--- Start Records shown ---

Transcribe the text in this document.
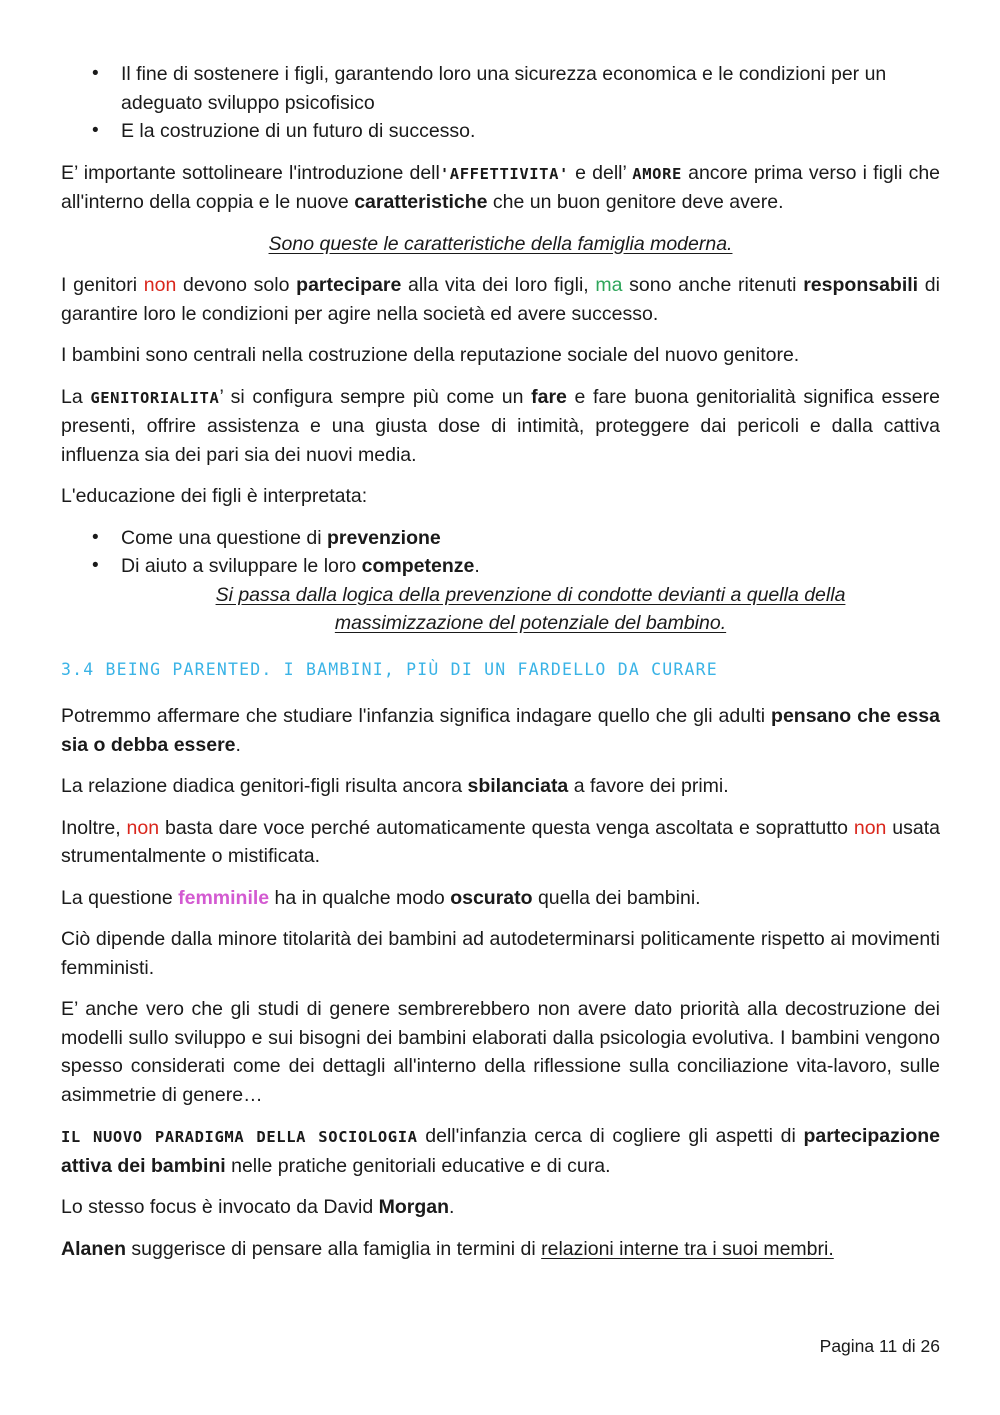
• Il fine di sostenere i figli, garantendo loro una sicurezza economica e le condizioni per un adeguato sviluppo psicofisico
• E la costruzione di un futuro di successo.

E’ importante sottolineare l'introduzione dell'AFFETTIVITA' e dell’ AMORE ancore prima verso i figli che all'interno della coppia e le nuove caratteristiche che un buon genitore deve avere.

Sono queste le caratteristiche della famiglia moderna.

I genitori non devono solo partecipare alla vita dei loro figli, ma sono anche ritenuti responsabili di garantire loro le condizioni per agire nella società ed avere successo.

I bambini sono centrali nella costruzione della reputazione sociale del nuovo genitore.

La GENITORIALITA’ si configura sempre più come un fare e fare buona genitorialità significa essere presenti, offrire assistenza e una giusta dose di intimità, proteggere dai pericoli e dalla cattiva influenza sia dei pari sia dei nuovi media.

L'educazione dei figli è interpretata:

• Come una questione di prevenzione
• Di aiuto a sviluppare le loro competenze.

Si passa dalla logica della prevenzione di condotte devianti a quella della massimizzazione del potenziale del bambino.

3.4 BEING PARENTED. I BAMBINI, PIÙ DI UN FARDELLO DA CURARE

Potremmo affermare che studiare l'infanzia significa indagare quello che gli adulti pensano che essa sia o debba essere.

La relazione diadica genitori-figli risulta ancora sbilanciata a favore dei primi.

Inoltre, non basta dare voce perché automaticamente questa venga ascoltata e soprattutto non usata strumentalmente o mistificata.

La questione femminile ha in qualche modo oscurato quella dei bambini.

Ciò dipende dalla minore titolarità dei bambini ad autodeterminarsi politicamente rispetto ai movimenti femministi.

E’ anche vero che gli studi di genere sembrerebbero non avere dato priorità alla decostruzione dei modelli sullo sviluppo e sui bisogni dei bambini elaborati dalla psicologia evolutiva. I bambini vengono spesso considerati come dei dettagli all'interno della riflessione sulla conciliazione vita-lavoro, sulle asimmetrie di genere…

IL NUOVO PARADIGMA DELLA SOCIOLOGIA dell'infanzia cerca di cogliere gli aspetti di partecipazione attiva dei bambini nelle pratiche genitoriali educative e di cura.

Lo stesso focus è invocato da David Morgan.

Alanen suggerisce di pensare alla famiglia in termini di relazioni interne tra i suoi membri.

Pagina 11 di 26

--- End Records shown ---

## Given task:
Say how many lines in this listing hold the string "quella", giving the count and nothing more.

## Task solution:
2